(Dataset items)
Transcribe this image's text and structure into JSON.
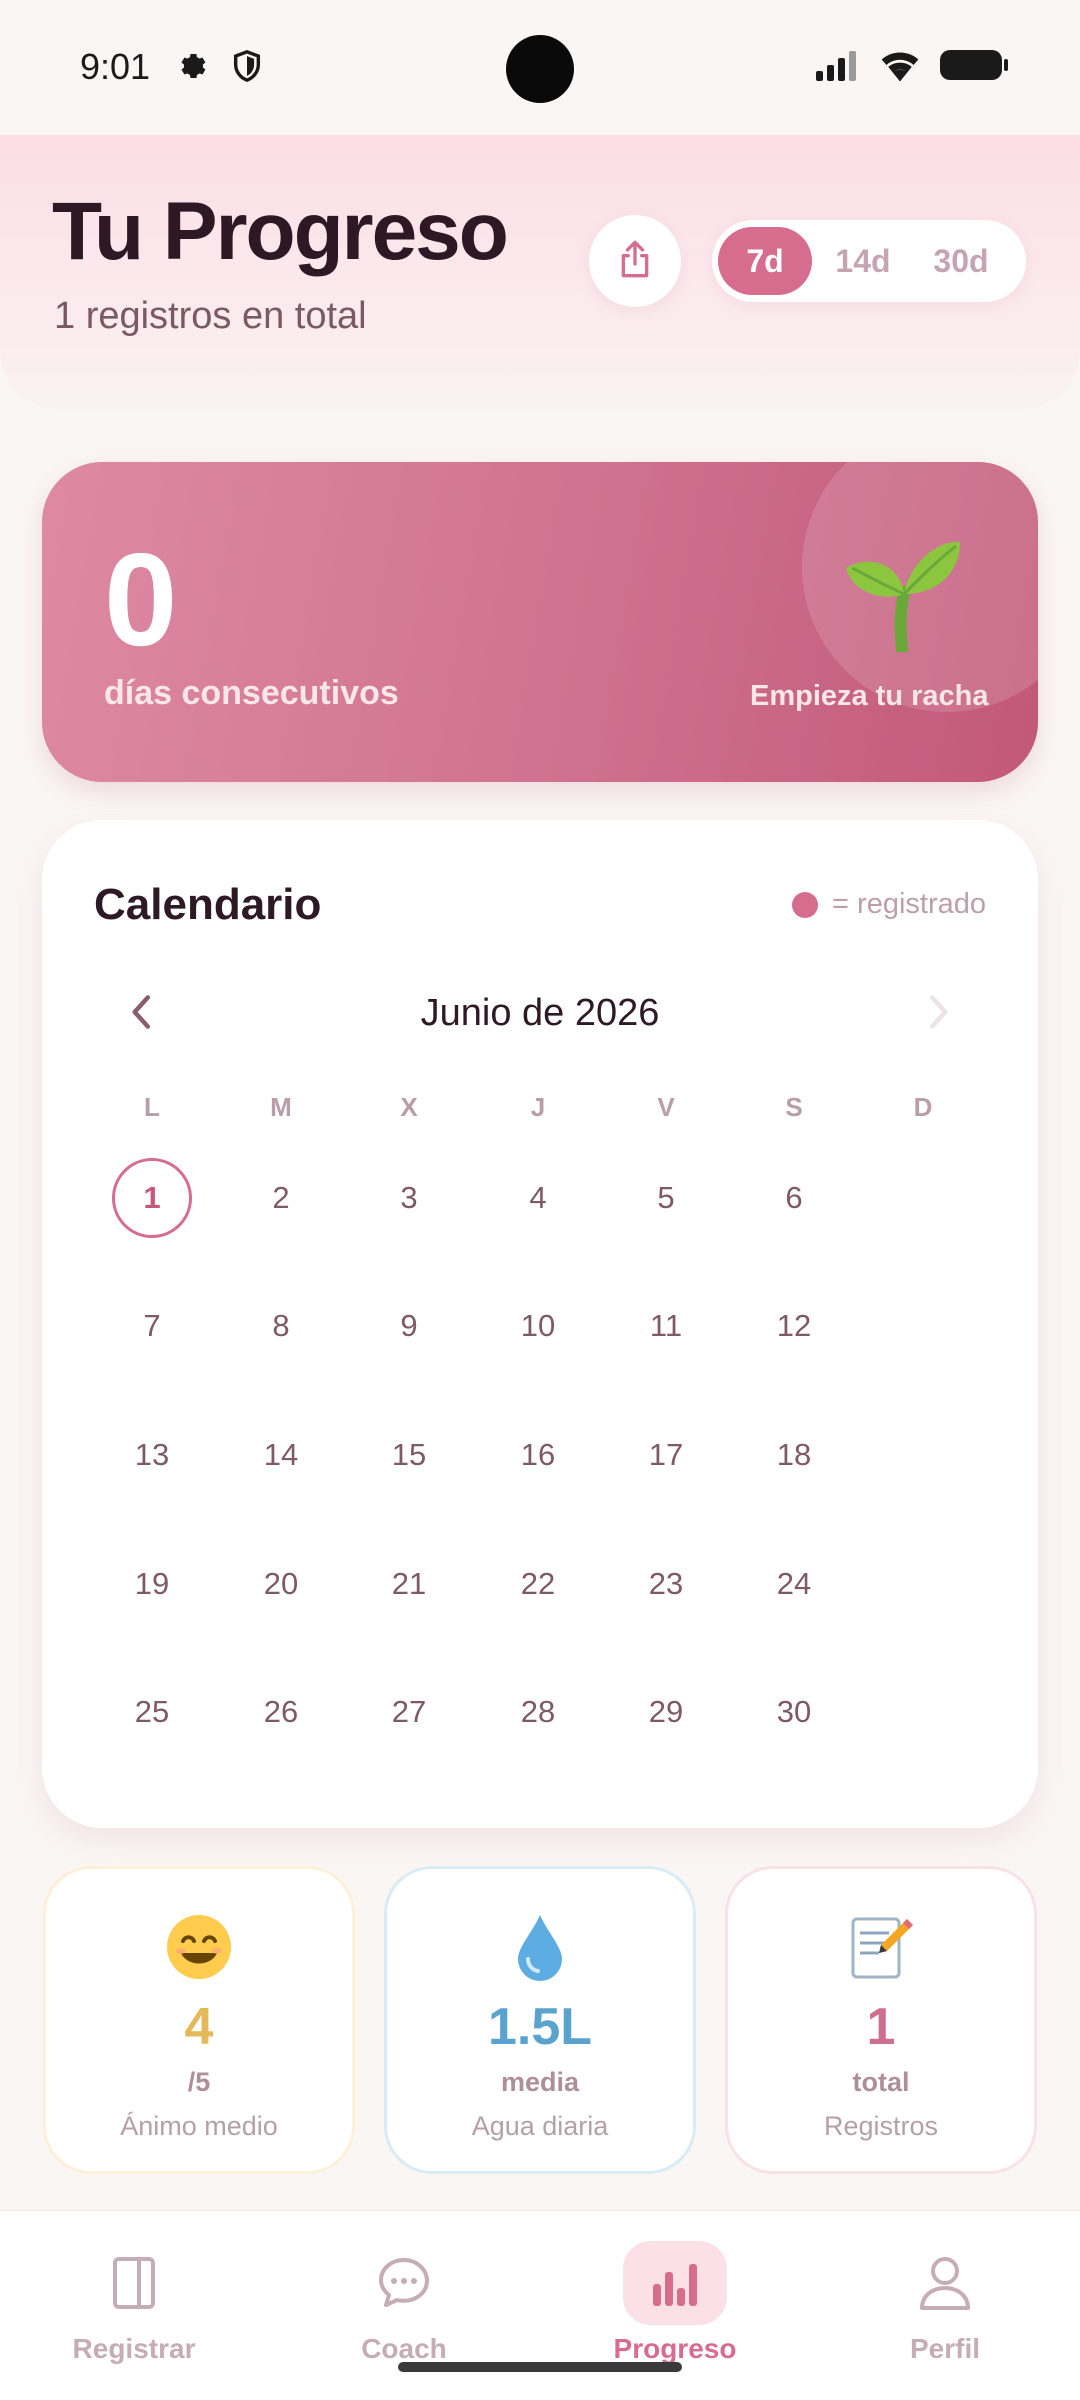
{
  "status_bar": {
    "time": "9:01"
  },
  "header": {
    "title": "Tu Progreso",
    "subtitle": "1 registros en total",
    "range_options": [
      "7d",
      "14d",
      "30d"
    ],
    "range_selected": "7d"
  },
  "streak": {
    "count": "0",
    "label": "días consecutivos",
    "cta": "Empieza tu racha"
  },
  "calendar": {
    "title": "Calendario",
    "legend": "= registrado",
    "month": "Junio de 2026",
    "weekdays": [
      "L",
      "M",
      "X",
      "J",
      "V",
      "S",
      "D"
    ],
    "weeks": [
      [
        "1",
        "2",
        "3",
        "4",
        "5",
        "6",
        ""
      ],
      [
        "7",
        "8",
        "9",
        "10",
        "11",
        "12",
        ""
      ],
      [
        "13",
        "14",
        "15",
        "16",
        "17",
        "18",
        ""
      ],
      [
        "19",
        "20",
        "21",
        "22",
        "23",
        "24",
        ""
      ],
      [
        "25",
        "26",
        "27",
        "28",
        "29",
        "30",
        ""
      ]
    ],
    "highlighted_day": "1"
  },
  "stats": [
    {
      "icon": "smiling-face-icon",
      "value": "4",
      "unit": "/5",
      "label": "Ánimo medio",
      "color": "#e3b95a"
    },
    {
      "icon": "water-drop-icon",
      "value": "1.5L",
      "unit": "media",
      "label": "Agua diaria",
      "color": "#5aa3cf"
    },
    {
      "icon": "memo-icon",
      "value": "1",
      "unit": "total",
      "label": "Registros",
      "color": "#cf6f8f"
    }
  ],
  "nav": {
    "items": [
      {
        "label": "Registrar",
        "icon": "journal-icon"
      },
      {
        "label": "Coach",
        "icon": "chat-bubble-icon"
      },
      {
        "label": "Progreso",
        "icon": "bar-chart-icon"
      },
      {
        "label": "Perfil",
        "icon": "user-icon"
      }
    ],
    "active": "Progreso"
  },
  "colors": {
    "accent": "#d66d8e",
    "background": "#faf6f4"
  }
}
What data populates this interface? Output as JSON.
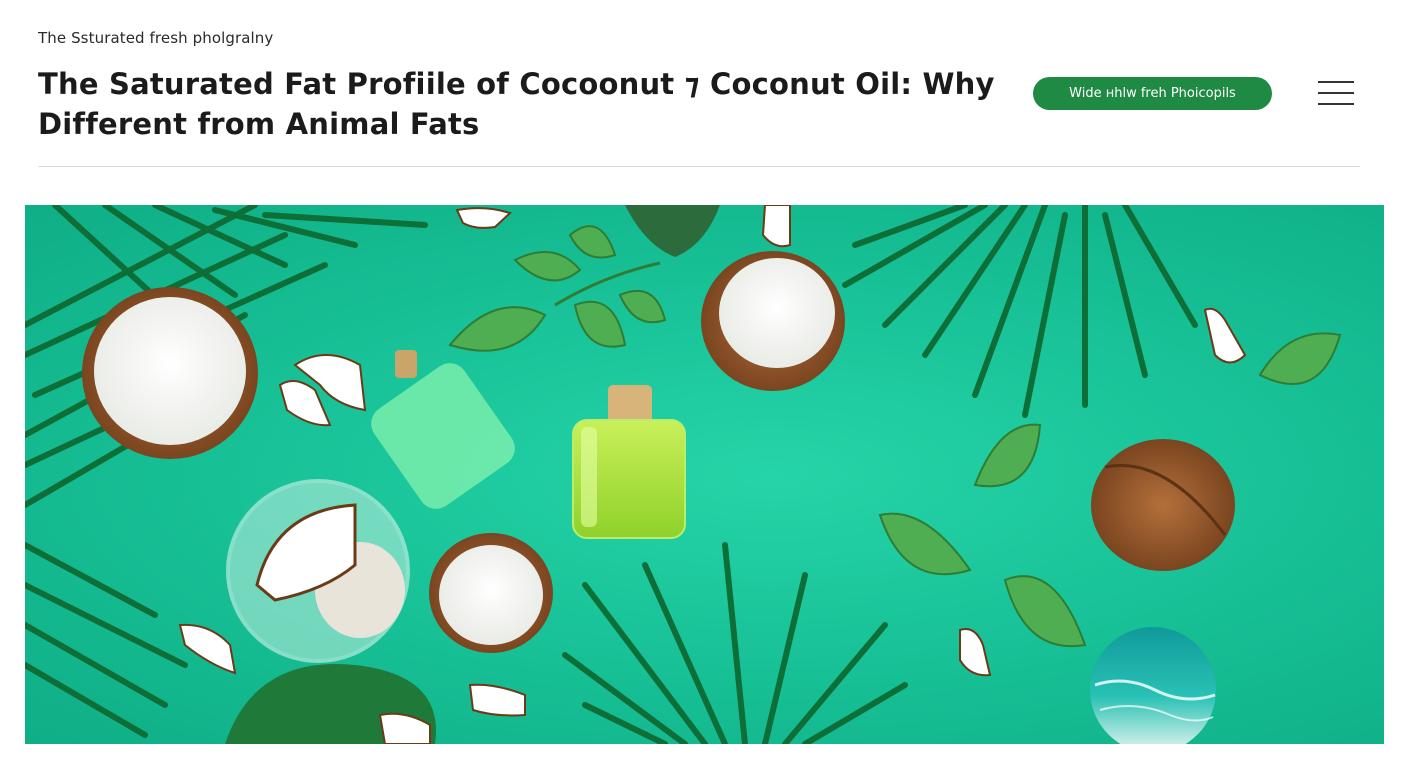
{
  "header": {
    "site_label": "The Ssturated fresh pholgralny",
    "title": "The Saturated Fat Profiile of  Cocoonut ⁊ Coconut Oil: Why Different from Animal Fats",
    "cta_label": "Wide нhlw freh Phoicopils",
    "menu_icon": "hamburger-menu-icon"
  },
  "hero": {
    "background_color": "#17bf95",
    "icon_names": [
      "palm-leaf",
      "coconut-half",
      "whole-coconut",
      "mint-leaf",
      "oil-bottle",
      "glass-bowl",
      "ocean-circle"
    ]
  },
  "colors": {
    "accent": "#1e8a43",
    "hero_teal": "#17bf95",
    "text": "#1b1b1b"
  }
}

§ TASK STATEMENT:
Transcribe the listing in full. Omit the pictures and keep every line exact.

§ REPLY TO THE TASK:
Transcribe this image's text and structure into JSON.
{
  "status_bar": {
    "time": "9:01"
  },
  "header": {
    "title": "Tu Progreso",
    "subtitle": "1 registros en total",
    "range_options": [
      "7d",
      "14d",
      "30d"
    ],
    "range_selected": "7d"
  },
  "streak": {
    "count": "0",
    "label": "días consecutivos",
    "cta": "Empieza tu racha"
  },
  "calendar": {
    "title": "Calendario",
    "legend": "= registrado",
    "month": "Junio de 2026",
    "weekdays": [
      "L",
      "M",
      "X",
      "J",
      "V",
      "S",
      "D"
    ],
    "weeks": [
      [
        "1",
        "2",
        "3",
        "4",
        "5",
        "6",
        ""
      ],
      [
        "7",
        "8",
        "9",
        "10",
        "11",
        "12",
        ""
      ],
      [
        "13",
        "14",
        "15",
        "16",
        "17",
        "18",
        ""
      ],
      [
        "19",
        "20",
        "21",
        "22",
        "23",
        "24",
        ""
      ],
      [
        "25",
        "26",
        "27",
        "28",
        "29",
        "30",
        ""
      ]
    ],
    "highlighted_day": "1"
  },
  "stats": [
    {
      "icon": "smiling-face-icon",
      "value": "4",
      "unit": "/5",
      "label": "Ánimo medio",
      "color": "#e3b95a"
    },
    {
      "icon": "water-drop-icon",
      "value": "1.5L",
      "unit": "media",
      "label": "Agua diaria",
      "color": "#5aa3cf"
    },
    {
      "icon": "memo-icon",
      "value": "1",
      "unit": "total",
      "label": "Registros",
      "color": "#cf6f8f"
    }
  ],
  "nav": {
    "items": [
      {
        "label": "Registrar",
        "icon": "journal-icon"
      },
      {
        "label": "Coach",
        "icon": "chat-bubble-icon"
      },
      {
        "label": "Progreso",
        "icon": "bar-chart-icon"
      },
      {
        "label": "Perfil",
        "icon": "user-icon"
      }
    ],
    "active": "Progreso"
  },
  "colors": {
    "accent": "#d66d8e",
    "background": "#faf6f4"
  }
}
What data populates this interface? Output as JSON.
{
  "header": {
    "site_label": "The Ssturated fresh pholgralny",
    "title": "The Saturated Fat Profiile of  Cocoonut ⁊ Coconut Oil: Why Different from Animal Fats",
    "cta_label": "Wide нhlw freh Phoicopils",
    "menu_icon": "hamburger-menu-icon"
  },
  "hero": {
    "background_color": "#17bf95",
    "icon_names": [
      "palm-leaf",
      "coconut-half",
      "whole-coconut",
      "mint-leaf",
      "oil-bottle",
      "glass-bowl",
      "ocean-circle"
    ]
  },
  "colors": {
    "accent": "#1e8a43",
    "hero_teal": "#17bf95",
    "text": "#1b1b1b"
  }
}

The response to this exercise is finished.